> Textauszug:
* * *

23.03.2025 – Mozart, "Don Giovanni" in Köln
Stand: 23.03.2025, 09:30 Uhr
Es fällt schwer, diesen Don Giovanni als Bösewicht zu sehen. Sein Kampf gegen den Komtur sieht in der neuen Kölner Inszenierung von Mozarts Oper eher aus wie Körperverletzung mit Todesfolge, nicht wie Mord. Er beugt sich bestürzt über das Opfer. Und sein ständiges Womanizing trägt Züge vielleicht von ADHS. Natürlich gibt es bei diesem "Edelmann", cavaliere, wie es im Libretto heißt, auch die Machtmissbrauchssymptomatik. Aber man sieht trotzdem einen Mann, der jederzeit zur Ekstase fähig ist, der körperlich präsent ist und sich etwa zu Beginn des zweiten Akts mit seinem Diener Leporello wie ein Schulbub balgt. Das alles arbeitet die Regisseurin Cecilia Ligorio in ihrer Kölner Neuinszenierung sehr genau heraus.
Seth Carico als der Titel-"Held" spielt das mit großer Bühnenpräsenz. Dazu kommt seine überragende stimmliche Präsenz, wenn er seine Champagnerarie im irren Tempo nicht nur wortgenau herausfeuert, sondern auch noch seinen volltönenden Bariton strömen lassen kann.

* * *

> Rohdaten:
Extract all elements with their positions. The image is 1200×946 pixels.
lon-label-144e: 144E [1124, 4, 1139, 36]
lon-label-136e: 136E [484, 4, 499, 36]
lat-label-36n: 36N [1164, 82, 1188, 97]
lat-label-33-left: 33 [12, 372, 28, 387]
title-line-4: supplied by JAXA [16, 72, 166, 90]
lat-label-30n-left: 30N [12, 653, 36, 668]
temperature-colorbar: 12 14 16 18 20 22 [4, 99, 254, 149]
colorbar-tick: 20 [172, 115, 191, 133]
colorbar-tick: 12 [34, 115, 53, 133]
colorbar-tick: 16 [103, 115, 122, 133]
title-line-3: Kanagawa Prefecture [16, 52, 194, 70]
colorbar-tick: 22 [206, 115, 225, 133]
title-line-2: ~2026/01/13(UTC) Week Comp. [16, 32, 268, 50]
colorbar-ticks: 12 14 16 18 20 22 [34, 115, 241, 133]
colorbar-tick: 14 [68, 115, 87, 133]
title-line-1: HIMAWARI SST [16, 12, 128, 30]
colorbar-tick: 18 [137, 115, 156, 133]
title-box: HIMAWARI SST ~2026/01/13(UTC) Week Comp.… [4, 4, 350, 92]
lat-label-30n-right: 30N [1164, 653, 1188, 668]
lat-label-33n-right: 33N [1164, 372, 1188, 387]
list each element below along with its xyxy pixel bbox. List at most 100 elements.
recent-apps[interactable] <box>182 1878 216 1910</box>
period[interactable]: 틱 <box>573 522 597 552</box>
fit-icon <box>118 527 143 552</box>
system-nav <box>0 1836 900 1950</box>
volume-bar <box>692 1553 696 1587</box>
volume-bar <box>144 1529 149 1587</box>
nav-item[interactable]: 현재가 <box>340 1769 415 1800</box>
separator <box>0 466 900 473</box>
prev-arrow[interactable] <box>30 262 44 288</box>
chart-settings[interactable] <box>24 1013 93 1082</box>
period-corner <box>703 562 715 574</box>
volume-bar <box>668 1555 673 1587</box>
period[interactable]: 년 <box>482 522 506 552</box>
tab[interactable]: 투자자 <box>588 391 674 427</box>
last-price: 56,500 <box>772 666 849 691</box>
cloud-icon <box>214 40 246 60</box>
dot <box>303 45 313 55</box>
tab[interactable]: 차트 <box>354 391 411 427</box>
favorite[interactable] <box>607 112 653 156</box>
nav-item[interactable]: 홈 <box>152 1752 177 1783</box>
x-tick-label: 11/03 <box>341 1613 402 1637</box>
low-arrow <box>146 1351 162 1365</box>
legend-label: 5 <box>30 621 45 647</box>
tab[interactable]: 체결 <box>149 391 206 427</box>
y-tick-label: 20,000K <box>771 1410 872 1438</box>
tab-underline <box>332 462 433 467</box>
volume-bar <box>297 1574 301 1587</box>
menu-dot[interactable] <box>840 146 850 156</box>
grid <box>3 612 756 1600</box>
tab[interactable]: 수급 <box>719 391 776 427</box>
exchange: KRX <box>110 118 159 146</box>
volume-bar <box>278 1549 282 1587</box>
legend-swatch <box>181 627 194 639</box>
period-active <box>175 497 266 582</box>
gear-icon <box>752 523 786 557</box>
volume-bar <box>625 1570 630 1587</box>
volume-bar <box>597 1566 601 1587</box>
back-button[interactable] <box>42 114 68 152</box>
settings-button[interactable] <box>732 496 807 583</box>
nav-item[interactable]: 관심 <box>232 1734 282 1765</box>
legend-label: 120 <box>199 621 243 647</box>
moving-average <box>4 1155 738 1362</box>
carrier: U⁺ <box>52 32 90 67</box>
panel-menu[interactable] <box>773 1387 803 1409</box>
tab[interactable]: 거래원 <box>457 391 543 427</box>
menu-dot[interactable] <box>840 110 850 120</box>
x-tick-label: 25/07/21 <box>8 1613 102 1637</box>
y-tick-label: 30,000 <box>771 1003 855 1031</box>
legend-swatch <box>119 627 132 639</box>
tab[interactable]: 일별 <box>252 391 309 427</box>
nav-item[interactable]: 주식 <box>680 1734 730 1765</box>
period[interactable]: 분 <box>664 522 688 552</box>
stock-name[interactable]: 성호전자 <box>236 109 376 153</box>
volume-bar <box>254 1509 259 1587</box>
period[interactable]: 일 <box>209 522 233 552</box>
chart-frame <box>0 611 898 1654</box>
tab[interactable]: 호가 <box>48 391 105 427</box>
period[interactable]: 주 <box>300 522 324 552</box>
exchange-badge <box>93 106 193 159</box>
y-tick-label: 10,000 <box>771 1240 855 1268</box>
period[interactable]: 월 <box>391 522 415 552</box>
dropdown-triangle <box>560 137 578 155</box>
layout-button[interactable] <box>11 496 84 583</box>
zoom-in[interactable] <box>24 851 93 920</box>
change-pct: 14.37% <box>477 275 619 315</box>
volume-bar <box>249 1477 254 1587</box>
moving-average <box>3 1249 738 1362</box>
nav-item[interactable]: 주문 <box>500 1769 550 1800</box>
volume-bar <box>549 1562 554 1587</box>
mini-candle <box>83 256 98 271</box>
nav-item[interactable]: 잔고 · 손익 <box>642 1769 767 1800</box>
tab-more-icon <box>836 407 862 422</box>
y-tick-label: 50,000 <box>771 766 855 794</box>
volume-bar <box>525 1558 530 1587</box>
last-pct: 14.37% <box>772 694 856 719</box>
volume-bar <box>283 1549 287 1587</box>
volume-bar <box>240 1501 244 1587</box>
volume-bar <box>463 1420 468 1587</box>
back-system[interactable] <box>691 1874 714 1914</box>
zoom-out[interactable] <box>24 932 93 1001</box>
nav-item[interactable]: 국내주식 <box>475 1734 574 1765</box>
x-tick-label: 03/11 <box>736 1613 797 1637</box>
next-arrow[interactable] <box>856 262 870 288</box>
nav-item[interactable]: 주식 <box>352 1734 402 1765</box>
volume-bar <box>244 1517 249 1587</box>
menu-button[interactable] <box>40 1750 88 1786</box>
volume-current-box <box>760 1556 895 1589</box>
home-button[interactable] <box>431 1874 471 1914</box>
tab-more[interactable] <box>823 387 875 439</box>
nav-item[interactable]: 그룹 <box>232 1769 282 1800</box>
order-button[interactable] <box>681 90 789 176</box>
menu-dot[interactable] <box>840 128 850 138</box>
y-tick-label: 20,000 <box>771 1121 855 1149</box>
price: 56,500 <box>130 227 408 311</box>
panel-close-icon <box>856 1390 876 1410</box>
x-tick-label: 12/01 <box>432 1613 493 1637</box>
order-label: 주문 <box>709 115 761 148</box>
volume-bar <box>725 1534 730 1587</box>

* * *

> Aufgabe 1:
Beantworte anhand des Textauszugs diese Fragen:
(a) Wer führt Regie bei der Kölner Neuinszenierung?
(b) Mit wem balgt sich Don Giovanni zu Beginn des zweiten Akts?
(c) Welche Stimmlage hat Seth Carico?
> Aufgabe 2: Zähle alle Figuren aus Mozarts Oper auf, die im Textauszug vorkommen.

> Ergebnis 1:
(a) Cecilia Ligorio
(b) Mit seinem Diener Leporello
(c) Bariton

> Ergebnis 2: Don Giovanni, der Komtur, Leporello